SHORT TASK -
Output each line of the material exactly as it stands.

+++ AVAILABLE DATA

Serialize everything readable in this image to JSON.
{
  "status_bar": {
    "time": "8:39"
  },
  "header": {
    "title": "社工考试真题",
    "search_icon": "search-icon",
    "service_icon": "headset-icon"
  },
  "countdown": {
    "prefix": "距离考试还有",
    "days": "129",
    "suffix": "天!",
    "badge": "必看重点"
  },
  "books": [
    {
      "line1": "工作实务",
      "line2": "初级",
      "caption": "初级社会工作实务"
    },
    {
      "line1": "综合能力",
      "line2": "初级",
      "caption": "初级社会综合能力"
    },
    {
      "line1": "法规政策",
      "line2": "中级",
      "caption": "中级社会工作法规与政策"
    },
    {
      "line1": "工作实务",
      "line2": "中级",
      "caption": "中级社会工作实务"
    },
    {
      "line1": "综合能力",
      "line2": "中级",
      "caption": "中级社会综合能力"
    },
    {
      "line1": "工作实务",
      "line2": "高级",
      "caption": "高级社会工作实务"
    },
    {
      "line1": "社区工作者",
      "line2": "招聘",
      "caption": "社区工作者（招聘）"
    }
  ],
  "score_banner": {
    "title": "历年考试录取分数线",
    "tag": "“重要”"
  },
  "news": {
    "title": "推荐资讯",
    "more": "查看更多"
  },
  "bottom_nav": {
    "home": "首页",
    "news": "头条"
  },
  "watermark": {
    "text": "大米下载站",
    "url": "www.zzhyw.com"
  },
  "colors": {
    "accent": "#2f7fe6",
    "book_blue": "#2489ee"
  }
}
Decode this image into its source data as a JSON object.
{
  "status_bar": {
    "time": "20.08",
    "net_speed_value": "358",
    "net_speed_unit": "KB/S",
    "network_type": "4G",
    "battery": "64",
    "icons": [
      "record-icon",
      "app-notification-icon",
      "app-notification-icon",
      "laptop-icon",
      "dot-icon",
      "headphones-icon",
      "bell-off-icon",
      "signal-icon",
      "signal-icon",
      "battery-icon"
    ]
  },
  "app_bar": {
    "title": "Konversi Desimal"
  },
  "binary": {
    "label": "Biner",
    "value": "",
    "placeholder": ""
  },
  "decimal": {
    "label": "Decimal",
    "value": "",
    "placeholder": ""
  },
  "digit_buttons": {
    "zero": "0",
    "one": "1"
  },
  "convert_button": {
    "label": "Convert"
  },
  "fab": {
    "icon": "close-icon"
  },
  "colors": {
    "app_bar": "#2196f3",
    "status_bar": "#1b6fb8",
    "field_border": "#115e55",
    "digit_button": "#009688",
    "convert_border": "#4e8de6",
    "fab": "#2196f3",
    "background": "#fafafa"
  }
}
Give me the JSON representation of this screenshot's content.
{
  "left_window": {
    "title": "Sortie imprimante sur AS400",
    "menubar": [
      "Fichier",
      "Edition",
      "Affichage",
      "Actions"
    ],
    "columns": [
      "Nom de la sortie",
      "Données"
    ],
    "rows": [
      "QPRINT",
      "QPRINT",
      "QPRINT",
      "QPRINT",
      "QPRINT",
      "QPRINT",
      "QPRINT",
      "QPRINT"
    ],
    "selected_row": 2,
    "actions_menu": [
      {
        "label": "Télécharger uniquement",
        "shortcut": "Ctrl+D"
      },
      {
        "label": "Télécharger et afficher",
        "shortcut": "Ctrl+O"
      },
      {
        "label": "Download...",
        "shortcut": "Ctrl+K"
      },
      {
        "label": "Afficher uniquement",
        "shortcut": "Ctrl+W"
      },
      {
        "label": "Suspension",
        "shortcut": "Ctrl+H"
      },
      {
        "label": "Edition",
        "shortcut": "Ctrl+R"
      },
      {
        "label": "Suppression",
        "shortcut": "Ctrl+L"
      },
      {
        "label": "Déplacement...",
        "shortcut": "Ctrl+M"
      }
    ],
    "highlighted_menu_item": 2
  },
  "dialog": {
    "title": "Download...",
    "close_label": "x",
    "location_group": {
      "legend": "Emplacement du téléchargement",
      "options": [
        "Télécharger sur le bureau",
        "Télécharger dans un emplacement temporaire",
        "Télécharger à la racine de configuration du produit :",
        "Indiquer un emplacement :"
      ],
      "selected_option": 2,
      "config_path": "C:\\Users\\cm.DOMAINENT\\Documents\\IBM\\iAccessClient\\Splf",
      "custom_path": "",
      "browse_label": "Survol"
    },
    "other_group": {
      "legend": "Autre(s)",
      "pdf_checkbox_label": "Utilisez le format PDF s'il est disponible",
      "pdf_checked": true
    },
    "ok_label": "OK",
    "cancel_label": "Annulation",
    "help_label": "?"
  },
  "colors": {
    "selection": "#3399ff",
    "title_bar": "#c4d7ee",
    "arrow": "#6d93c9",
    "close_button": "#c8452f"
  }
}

++++++

TASK OUTPUT -
Serialize everything readable in this image to JSON.
{
  "status_bar": {
    "time": "8:39"
  },
  "header": {
    "title": "社工考试真题",
    "search_icon": "search-icon",
    "service_icon": "headset-icon"
  },
  "countdown": {
    "prefix": "距离考试还有",
    "days": "129",
    "suffix": "天!",
    "badge": "必看重点"
  },
  "books": [
    {
      "line1": "工作实务",
      "line2": "初级",
      "caption": "初级社会工作实务"
    },
    {
      "line1": "综合能力",
      "line2": "初级",
      "caption": "初级社会综合能力"
    },
    {
      "line1": "法规政策",
      "line2": "中级",
      "caption": "中级社会工作法规与政策"
    },
    {
      "line1": "工作实务",
      "line2": "中级",
      "caption": "中级社会工作实务"
    },
    {
      "line1": "综合能力",
      "line2": "中级",
      "caption": "中级社会综合能力"
    },
    {
      "line1": "工作实务",
      "line2": "高级",
      "caption": "高级社会工作实务"
    },
    {
      "line1": "社区工作者",
      "line2": "招聘",
      "caption": "社区工作者（招聘）"
    }
  ],
  "score_banner": {
    "title": "历年考试录取分数线",
    "tag": "“重要”"
  },
  "news": {
    "title": "推荐资讯",
    "more": "查看更多"
  },
  "bottom_nav": {
    "home": "首页",
    "news": "头条"
  },
  "watermark": {
    "text": "大米下载站",
    "url": "www.zzhyw.com"
  },
  "colors": {
    "accent": "#2f7fe6",
    "book_blue": "#2489ee"
  }
}
Decode this image into its source data as a JSON object.
{
  "status_bar": {
    "time": "20.08",
    "net_speed_value": "358",
    "net_speed_unit": "KB/S",
    "network_type": "4G",
    "battery": "64",
    "icons": [
      "record-icon",
      "app-notification-icon",
      "app-notification-icon",
      "laptop-icon",
      "dot-icon",
      "headphones-icon",
      "bell-off-icon",
      "signal-icon",
      "signal-icon",
      "battery-icon"
    ]
  },
  "app_bar": {
    "title": "Konversi Desimal"
  },
  "binary": {
    "label": "Biner",
    "value": "",
    "placeholder": ""
  },
  "decimal": {
    "label": "Decimal",
    "value": "",
    "placeholder": ""
  },
  "digit_buttons": {
    "zero": "0",
    "one": "1"
  },
  "convert_button": {
    "label": "Convert"
  },
  "fab": {
    "icon": "close-icon"
  },
  "colors": {
    "app_bar": "#2196f3",
    "status_bar": "#1b6fb8",
    "field_border": "#115e55",
    "digit_button": "#009688",
    "convert_border": "#4e8de6",
    "fab": "#2196f3",
    "background": "#fafafa"
  }
}
Give me the JSON representation of this screenshot's content.
{
  "left_window": {
    "title": "Sortie imprimante sur AS400",
    "menubar": [
      "Fichier",
      "Edition",
      "Affichage",
      "Actions"
    ],
    "columns": [
      "Nom de la sortie",
      "Données"
    ],
    "rows": [
      "QPRINT",
      "QPRINT",
      "QPRINT",
      "QPRINT",
      "QPRINT",
      "QPRINT",
      "QPRINT",
      "QPRINT"
    ],
    "selected_row": 2,
    "actions_menu": [
      {
        "label": "Télécharger uniquement",
        "shortcut": "Ctrl+D"
      },
      {
        "label": "Télécharger et afficher",
        "shortcut": "Ctrl+O"
      },
      {
        "label": "Download...",
        "shortcut": "Ctrl+K"
      },
      {
        "label": "Afficher uniquement",
        "shortcut": "Ctrl+W"
      },
      {
        "label": "Suspension",
        "shortcut": "Ctrl+H"
      },
      {
        "label": "Edition",
        "shortcut": "Ctrl+R"
      },
      {
        "label": "Suppression",
        "shortcut": "Ctrl+L"
      },
      {
        "label": "Déplacement...",
        "shortcut": "Ctrl+M"
      }
    ],
    "highlighted_menu_item": 2
  },
  "dialog": {
    "title": "Download...",
    "close_label": "x",
    "location_group": {
      "legend": "Emplacement du téléchargement",
      "options": [
        "Télécharger sur le bureau",
        "Télécharger dans un emplacement temporaire",
        "Télécharger à la racine de configuration du produit :",
        "Indiquer un emplacement :"
      ],
      "selected_option": 2,
      "config_path": "C:\\Users\\cm.DOMAINENT\\Documents\\IBM\\iAccessClient\\Splf",
      "custom_path": "",
      "browse_label": "Survol"
    },
    "other_group": {
      "legend": "Autre(s)",
      "pdf_checkbox_label": "Utilisez le format PDF s'il est disponible",
      "pdf_checked": true
    },
    "ok_label": "OK",
    "cancel_label": "Annulation",
    "help_label": "?"
  },
  "colors": {
    "selection": "#3399ff",
    "title_bar": "#c4d7ee",
    "arrow": "#6d93c9",
    "close_button": "#c8452f"
  }
}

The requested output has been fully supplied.